#### GOAL OF THE EXERCISE
From the line that has "Read this page and output its text content." down to the final line of the listing below, transcribe every line exactly, and only those.

# Start of EXCERPTED DATA

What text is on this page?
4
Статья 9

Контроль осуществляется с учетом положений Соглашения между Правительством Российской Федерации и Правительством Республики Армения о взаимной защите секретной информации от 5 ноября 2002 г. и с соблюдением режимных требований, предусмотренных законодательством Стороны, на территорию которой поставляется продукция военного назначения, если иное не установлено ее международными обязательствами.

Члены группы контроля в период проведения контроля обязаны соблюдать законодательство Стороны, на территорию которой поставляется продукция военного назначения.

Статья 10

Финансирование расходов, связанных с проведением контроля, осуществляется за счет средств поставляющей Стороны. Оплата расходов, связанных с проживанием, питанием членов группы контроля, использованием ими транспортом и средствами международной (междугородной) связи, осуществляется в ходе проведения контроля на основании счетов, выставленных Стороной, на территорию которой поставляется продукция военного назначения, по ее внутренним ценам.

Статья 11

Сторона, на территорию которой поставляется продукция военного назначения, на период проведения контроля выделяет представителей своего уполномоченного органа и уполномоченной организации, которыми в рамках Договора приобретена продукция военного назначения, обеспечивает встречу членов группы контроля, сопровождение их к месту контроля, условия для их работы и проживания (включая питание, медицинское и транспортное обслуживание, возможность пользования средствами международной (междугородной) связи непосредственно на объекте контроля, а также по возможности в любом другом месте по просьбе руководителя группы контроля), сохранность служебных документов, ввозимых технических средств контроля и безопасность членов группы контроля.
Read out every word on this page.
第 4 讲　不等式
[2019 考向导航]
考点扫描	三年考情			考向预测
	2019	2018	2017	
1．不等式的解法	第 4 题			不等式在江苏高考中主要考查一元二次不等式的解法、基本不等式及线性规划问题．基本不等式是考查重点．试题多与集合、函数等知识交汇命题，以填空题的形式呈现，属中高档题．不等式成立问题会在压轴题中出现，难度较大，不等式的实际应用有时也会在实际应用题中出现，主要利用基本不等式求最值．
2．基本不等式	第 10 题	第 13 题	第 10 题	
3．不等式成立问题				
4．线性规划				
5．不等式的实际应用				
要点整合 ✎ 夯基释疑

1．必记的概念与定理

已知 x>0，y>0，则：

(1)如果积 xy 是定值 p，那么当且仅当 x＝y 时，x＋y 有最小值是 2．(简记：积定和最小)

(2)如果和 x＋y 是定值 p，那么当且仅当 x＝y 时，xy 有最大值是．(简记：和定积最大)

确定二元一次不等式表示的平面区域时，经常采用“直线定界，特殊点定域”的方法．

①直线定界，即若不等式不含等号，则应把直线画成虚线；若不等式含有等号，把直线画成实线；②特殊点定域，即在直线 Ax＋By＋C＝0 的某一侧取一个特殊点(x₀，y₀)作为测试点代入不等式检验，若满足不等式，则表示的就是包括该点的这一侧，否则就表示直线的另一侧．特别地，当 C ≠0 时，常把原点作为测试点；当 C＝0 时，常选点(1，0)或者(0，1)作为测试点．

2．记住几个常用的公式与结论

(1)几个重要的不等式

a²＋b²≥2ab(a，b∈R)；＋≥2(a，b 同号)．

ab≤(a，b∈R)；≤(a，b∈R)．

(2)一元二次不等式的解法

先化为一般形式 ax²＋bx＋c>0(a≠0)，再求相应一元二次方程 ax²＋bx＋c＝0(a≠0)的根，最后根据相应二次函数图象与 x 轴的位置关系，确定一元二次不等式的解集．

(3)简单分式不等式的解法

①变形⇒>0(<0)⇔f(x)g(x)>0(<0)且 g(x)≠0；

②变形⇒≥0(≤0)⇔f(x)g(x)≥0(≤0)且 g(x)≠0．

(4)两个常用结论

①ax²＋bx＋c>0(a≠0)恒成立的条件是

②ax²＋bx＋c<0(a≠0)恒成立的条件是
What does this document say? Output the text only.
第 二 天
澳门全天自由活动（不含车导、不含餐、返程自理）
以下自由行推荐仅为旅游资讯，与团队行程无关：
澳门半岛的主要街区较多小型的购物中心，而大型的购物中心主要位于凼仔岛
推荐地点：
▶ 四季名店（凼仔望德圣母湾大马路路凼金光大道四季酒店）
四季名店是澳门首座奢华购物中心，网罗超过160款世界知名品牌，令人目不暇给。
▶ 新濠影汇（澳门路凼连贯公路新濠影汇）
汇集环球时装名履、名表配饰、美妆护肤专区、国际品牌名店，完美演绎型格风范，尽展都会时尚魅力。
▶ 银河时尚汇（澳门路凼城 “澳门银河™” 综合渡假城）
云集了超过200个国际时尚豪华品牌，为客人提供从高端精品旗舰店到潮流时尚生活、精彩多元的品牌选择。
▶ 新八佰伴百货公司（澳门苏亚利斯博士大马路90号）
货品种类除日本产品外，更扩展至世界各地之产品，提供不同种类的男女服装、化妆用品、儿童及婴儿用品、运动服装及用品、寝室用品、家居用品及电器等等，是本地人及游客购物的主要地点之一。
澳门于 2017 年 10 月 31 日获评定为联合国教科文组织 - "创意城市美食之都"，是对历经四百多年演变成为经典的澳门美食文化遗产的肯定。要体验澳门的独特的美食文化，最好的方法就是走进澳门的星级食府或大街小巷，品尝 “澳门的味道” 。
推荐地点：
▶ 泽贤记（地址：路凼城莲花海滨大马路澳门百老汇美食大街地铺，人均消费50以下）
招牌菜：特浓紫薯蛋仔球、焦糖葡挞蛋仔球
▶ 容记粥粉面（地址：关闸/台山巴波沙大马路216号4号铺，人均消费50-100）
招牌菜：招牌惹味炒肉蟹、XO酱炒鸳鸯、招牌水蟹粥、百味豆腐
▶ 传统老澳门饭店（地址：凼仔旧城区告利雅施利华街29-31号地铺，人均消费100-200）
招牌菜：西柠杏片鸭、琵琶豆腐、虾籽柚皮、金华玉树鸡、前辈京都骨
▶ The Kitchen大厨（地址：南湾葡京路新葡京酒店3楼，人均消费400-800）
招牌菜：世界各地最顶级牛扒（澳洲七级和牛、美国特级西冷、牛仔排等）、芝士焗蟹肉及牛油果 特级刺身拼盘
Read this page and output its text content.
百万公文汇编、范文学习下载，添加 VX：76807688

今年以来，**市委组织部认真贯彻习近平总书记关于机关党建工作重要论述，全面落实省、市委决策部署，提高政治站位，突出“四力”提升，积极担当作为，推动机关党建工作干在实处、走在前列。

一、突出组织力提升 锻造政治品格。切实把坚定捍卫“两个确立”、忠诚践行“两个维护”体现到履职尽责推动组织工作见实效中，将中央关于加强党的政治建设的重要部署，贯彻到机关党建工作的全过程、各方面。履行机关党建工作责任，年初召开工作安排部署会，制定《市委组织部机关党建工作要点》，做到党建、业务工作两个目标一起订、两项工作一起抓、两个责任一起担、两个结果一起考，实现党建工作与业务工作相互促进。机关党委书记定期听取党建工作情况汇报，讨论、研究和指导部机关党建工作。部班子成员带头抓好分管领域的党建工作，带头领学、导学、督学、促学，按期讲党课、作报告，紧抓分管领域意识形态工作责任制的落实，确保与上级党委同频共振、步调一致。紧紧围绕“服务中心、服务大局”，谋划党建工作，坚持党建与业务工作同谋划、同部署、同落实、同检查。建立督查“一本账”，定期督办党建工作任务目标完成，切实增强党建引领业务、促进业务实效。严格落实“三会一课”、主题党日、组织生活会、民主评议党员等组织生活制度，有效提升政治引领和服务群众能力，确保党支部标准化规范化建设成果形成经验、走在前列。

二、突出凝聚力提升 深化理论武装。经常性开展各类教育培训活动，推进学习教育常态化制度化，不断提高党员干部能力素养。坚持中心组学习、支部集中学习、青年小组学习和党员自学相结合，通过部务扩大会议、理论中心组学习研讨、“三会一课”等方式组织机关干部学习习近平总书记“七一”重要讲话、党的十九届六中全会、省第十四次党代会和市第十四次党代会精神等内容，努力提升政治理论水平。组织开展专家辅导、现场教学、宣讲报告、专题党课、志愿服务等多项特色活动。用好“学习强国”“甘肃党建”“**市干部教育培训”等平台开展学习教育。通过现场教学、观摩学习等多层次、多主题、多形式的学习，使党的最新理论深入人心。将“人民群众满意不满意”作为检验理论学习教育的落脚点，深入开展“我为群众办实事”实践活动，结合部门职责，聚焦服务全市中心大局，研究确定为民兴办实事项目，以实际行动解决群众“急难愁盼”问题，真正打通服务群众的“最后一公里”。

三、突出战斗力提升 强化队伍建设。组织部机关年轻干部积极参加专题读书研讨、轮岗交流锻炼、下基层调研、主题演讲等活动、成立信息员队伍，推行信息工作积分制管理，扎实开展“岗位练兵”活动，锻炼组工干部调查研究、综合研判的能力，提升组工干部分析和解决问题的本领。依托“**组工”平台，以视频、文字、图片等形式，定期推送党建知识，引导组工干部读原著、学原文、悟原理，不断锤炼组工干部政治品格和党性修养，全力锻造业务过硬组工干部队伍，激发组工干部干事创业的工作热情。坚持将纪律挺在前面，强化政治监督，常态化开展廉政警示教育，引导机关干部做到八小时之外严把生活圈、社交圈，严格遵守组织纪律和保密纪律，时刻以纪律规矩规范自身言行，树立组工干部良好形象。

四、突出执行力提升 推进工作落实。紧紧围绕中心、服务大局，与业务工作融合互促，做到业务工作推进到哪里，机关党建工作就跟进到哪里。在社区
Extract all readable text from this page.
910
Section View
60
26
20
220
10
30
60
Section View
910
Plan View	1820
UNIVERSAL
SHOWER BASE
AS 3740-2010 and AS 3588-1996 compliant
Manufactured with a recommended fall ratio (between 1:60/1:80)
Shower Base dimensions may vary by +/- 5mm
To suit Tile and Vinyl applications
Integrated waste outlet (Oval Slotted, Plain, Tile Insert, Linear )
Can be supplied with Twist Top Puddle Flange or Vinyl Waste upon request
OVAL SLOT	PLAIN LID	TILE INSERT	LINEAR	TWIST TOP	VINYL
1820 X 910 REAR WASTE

# End of EXCERPTED DATA

#### RESPONSE BELOW
Read this page and output its text content.
百万公文汇编、范文学习下载，添加 VX：76807688

今年以来，**市委组织部认真贯彻习近平总书记关于机关党建工作重要论述，全面落实省、市委决策部署，提高政治站位，突出“四力”提升，积极担当作为，推动机关党建工作干在实处、走在前列。

一、突出组织力提升 锻造政治品格。切实把坚定捍卫“两个确立”、忠诚践行“两个维护”体现到履职尽责推动组织工作见实效中，将中央关于加强党的政治建设的重要部署，贯彻到机关党建工作的全过程、各方面。履行机关党建工作责任，年初召开工作安排部署会，制定《市委组织部机关党建工作要点》，做到党建、业务工作两个目标一起订、两项工作一起抓、两个责任一起担、两个结果一起考，实现党建工作与业务工作相互促进。机关党委书记定期听取党建工作情况汇报，讨论、研究和指导部机关党建工作。部班子成员带头抓好分管领域的党建工作，带头领学、导学、督学、促学，按期讲党课、作报告，紧抓分管领域意识形态工作责任制的落实，确保与上级党委同频共振、步调一致。紧紧围绕“服务中心、服务大局”，谋划党建工作，坚持党建与业务工作同谋划、同部署、同落实、同检查。建立督查“一本账”，定期督办党建工作任务目标完成，切实增强党建引领业务、促进业务实效。严格落实“三会一课”、主题党日、组织生活会、民主评议党员等组织生活制度，有效提升政治引领和服务群众能力，确保党支部标准化规范化建设成果形成经验、走在前列。

二、突出凝聚力提升 深化理论武装。经常性开展各类教育培训活动，推进学习教育常态化制度化，不断提高党员干部能力素养。坚持中心组学习、支部集中学习、青年小组学习和党员自学相结合，通过部务扩大会议、理论中心组学习研讨、“三会一课”等方式组织机关干部学习习近平总书记“七一”重要讲话、党的十九届六中全会、省第十四次党代会和市第十四次党代会精神等内容，努力提升政治理论水平。组织开展专家辅导、现场教学、宣讲报告、专题党课、志愿服务等多项特色活动。用好“学习强国”“甘肃党建”“**市干部教育培训”等平台开展学习教育。通过现场教学、观摩学习等多层次、多主题、多形式的学习，使党的最新理论深入人心。将“人民群众满意不满意”作为检验理论学习教育的落脚点，深入开展“我为群众办实事”实践活动，结合部门职责，聚焦服务全市中心大局，研究确定为民兴办实事项目，以实际行动解决群众“急难愁盼”问题，真正打通服务群众的“最后一公里”。

三、突出战斗力提升 强化队伍建设。组织部机关年轻干部积极参加专题读书研讨、轮岗交流锻炼、下基层调研、主题演讲等活动、成立信息员队伍，推行信息工作积分制管理，扎实开展“岗位练兵”活动，锻炼组工干部调查研究、综合研判的能力，提升组工干部分析和解决问题的本领。依托“**组工”平台，以视频、文字、图片等形式，定期推送党建知识，引导组工干部读原著、学原文、悟原理，不断锤炼组工干部政治品格和党性修养，全力锻造业务过硬组工干部队伍，激发组工干部干事创业的工作热情。坚持将纪律挺在前面，强化政治监督，常态化开展廉政警示教育，引导机关干部做到八小时之外严把生活圈、社交圈，严格遵守组织纪律和保密纪律，时刻以纪律规矩规范自身言行，树立组工干部良好形象。

四、突出执行力提升 推进工作落实。紧紧围绕中心、服务大局，与业务工作融合互促，做到业务工作推进到哪里，机关党建工作就跟进到哪里。在社区
Extract all readable text from this page.
910
Section View
60
26
20
220
10
30
60
Section View
910
Plan View	1820
UNIVERSAL
SHOWER BASE
AS 3740-2010 and AS 3588-1996 compliant
Manufactured with a recommended fall ratio (between 1:60/1:80)
Shower Base dimensions may vary by +/- 5mm
To suit Tile and Vinyl applications
Integrated waste outlet (Oval Slotted, Plain, Tile Insert, Linear )
Can be supplied with Twist Top Puddle Flange or Vinyl Waste upon request
OVAL SLOT	PLAIN LID	TILE INSERT	LINEAR	TWIST TOP	VINYL
1820 X 910 REAR WASTE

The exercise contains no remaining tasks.